# Short problem
Write each record again exactly as it stands.

# Supplied records

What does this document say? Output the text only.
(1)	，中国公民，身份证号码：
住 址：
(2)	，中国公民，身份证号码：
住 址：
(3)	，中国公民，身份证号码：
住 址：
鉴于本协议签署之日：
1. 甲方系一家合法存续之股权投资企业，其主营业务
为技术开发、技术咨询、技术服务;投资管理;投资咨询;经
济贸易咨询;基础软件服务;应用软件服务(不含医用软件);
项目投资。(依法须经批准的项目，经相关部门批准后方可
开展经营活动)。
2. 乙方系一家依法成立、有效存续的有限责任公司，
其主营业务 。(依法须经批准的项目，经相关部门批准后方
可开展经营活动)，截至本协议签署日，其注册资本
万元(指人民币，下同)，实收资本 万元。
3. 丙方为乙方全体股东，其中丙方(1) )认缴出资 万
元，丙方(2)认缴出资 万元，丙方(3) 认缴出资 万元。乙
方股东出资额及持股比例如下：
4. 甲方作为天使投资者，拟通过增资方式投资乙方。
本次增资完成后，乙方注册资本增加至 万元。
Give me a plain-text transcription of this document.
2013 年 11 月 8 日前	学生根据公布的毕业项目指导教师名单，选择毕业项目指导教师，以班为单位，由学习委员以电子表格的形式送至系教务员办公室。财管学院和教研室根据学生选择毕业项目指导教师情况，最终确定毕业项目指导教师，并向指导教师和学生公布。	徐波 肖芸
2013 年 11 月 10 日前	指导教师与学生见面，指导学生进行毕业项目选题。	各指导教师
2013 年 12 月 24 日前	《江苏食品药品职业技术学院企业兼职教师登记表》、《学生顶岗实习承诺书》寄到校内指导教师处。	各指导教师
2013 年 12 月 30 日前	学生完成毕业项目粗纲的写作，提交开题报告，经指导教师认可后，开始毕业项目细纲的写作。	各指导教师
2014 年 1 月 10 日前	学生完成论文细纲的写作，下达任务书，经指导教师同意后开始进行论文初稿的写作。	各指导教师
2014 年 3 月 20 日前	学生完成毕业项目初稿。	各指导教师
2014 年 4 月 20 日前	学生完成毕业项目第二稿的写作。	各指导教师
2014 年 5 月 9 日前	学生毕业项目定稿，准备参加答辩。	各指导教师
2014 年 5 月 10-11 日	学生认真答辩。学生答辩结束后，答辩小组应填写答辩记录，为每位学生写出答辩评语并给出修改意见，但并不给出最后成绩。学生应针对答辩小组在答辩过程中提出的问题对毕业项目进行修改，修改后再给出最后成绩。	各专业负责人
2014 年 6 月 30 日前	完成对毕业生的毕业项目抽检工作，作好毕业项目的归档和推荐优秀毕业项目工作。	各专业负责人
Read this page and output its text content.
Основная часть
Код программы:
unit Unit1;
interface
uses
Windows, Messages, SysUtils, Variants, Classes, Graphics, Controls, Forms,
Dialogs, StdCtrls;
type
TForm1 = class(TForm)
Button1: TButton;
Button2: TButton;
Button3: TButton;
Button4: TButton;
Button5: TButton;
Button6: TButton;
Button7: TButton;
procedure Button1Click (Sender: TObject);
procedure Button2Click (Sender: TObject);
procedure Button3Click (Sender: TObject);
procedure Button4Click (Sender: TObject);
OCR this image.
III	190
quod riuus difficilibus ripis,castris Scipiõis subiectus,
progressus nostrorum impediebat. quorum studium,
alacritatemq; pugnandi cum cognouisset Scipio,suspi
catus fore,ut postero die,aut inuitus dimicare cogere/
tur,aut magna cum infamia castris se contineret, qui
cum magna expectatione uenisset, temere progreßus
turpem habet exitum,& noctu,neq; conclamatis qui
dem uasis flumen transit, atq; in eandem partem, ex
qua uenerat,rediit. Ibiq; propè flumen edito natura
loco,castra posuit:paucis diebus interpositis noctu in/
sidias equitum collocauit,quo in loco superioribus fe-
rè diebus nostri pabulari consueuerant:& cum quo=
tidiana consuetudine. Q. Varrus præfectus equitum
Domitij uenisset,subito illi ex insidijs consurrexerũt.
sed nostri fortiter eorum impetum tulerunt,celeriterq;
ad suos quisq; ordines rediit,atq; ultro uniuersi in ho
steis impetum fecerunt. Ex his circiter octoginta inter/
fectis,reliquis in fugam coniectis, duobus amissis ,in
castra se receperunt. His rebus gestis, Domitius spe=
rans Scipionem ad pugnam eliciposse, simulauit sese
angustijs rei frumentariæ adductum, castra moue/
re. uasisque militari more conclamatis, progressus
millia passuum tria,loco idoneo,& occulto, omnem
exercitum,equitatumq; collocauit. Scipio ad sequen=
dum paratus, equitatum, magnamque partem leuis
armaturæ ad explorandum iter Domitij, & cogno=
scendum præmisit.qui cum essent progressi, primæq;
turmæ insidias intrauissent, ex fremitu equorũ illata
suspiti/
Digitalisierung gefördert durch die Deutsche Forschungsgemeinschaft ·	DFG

# Correct answer
What does this document say? Output the text only.
(1)	，中国公民，身份证号码：
住 址：
(2)	，中国公民，身份证号码：
住 址：
(3)	，中国公民，身份证号码：
住 址：
鉴于本协议签署之日：
1. 甲方系一家合法存续之股权投资企业，其主营业务
为技术开发、技术咨询、技术服务;投资管理;投资咨询;经
济贸易咨询;基础软件服务;应用软件服务(不含医用软件);
项目投资。(依法须经批准的项目，经相关部门批准后方可
开展经营活动)。
2. 乙方系一家依法成立、有效存续的有限责任公司，
其主营业务 。(依法须经批准的项目，经相关部门批准后方
可开展经营活动)，截至本协议签署日，其注册资本
万元(指人民币，下同)，实收资本 万元。
3. 丙方为乙方全体股东，其中丙方(1) )认缴出资 万
元，丙方(2)认缴出资 万元，丙方(3) 认缴出资 万元。乙
方股东出资额及持股比例如下：
4. 甲方作为天使投资者，拟通过增资方式投资乙方。
本次增资完成后，乙方注册资本增加至 万元。
Give me a plain-text transcription of this document.
2013 年 11 月 8 日前	学生根据公布的毕业项目指导教师名单，选择毕业项目指导教师，以班为单位，由学习委员以电子表格的形式送至系教务员办公室。财管学院和教研室根据学生选择毕业项目指导教师情况，最终确定毕业项目指导教师，并向指导教师和学生公布。	徐波 肖芸
2013 年 11 月 10 日前	指导教师与学生见面，指导学生进行毕业项目选题。	各指导教师
2013 年 12 月 24 日前	《江苏食品药品职业技术学院企业兼职教师登记表》、《学生顶岗实习承诺书》寄到校内指导教师处。	各指导教师
2013 年 12 月 30 日前	学生完成毕业项目粗纲的写作，提交开题报告，经指导教师认可后，开始毕业项目细纲的写作。	各指导教师
2014 年 1 月 10 日前	学生完成论文细纲的写作，下达任务书，经指导教师同意后开始进行论文初稿的写作。	各指导教师
2014 年 3 月 20 日前	学生完成毕业项目初稿。	各指导教师
2014 年 4 月 20 日前	学生完成毕业项目第二稿的写作。	各指导教师
2014 年 5 月 9 日前	学生毕业项目定稿，准备参加答辩。	各指导教师
2014 年 5 月 10-11 日	学生认真答辩。学生答辩结束后，答辩小组应填写答辩记录，为每位学生写出答辩评语并给出修改意见，但并不给出最后成绩。学生应针对答辩小组在答辩过程中提出的问题对毕业项目进行修改，修改后再给出最后成绩。	各专业负责人
2014 年 6 月 30 日前	完成对毕业生的毕业项目抽检工作，作好毕业项目的归档和推荐优秀毕业项目工作。	各专业负责人
Read this page and output its text content.
Основная часть
Код программы:
unit Unit1;
interface
uses
Windows, Messages, SysUtils, Variants, Classes, Graphics, Controls, Forms,
Dialogs, StdCtrls;
type
TForm1 = class(TForm)
Button1: TButton;
Button2: TButton;
Button3: TButton;
Button4: TButton;
Button5: TButton;
Button6: TButton;
Button7: TButton;
procedure Button1Click (Sender: TObject);
procedure Button2Click (Sender: TObject);
procedure Button3Click (Sender: TObject);
procedure Button4Click (Sender: TObject);
OCR this image.
III	190
quod riuus difficilibus ripis,castris Scipiõis subiectus,
progressus nostrorum impediebat. quorum studium,
alacritatemq; pugnandi cum cognouisset Scipio,suspi
catus fore,ut postero die,aut inuitus dimicare cogere/
tur,aut magna cum infamia castris se contineret, qui
cum magna expectatione uenisset, temere progreßus
turpem habet exitum,& noctu,neq; conclamatis qui
dem uasis flumen transit, atq; in eandem partem, ex
qua uenerat,rediit. Ibiq; propè flumen edito natura
loco,castra posuit:paucis diebus interpositis noctu in/
sidias equitum collocauit,quo in loco superioribus fe-
rè diebus nostri pabulari consueuerant:& cum quo=
tidiana consuetudine. Q. Varrus præfectus equitum
Domitij uenisset,subito illi ex insidijs consurrexerũt.
sed nostri fortiter eorum impetum tulerunt,celeriterq;
ad suos quisq; ordines rediit,atq; ultro uniuersi in ho
steis impetum fecerunt. Ex his circiter octoginta inter/
fectis,reliquis in fugam coniectis, duobus amissis ,in
castra se receperunt. His rebus gestis, Domitius spe=
rans Scipionem ad pugnam eliciposse, simulauit sese
angustijs rei frumentariæ adductum, castra moue/
re. uasisque militari more conclamatis, progressus
millia passuum tria,loco idoneo,& occulto, omnem
exercitum,equitatumq; collocauit. Scipio ad sequen=
dum paratus, equitatum, magnamque partem leuis
armaturæ ad explorandum iter Domitij, & cogno=
scendum præmisit.qui cum essent progressi, primæq;
turmæ insidias intrauissent, ex fremitu equorũ illata
suspiti/
Digitalisierung gefördert durch die Deutsche Forschungsgemeinschaft ·	DFG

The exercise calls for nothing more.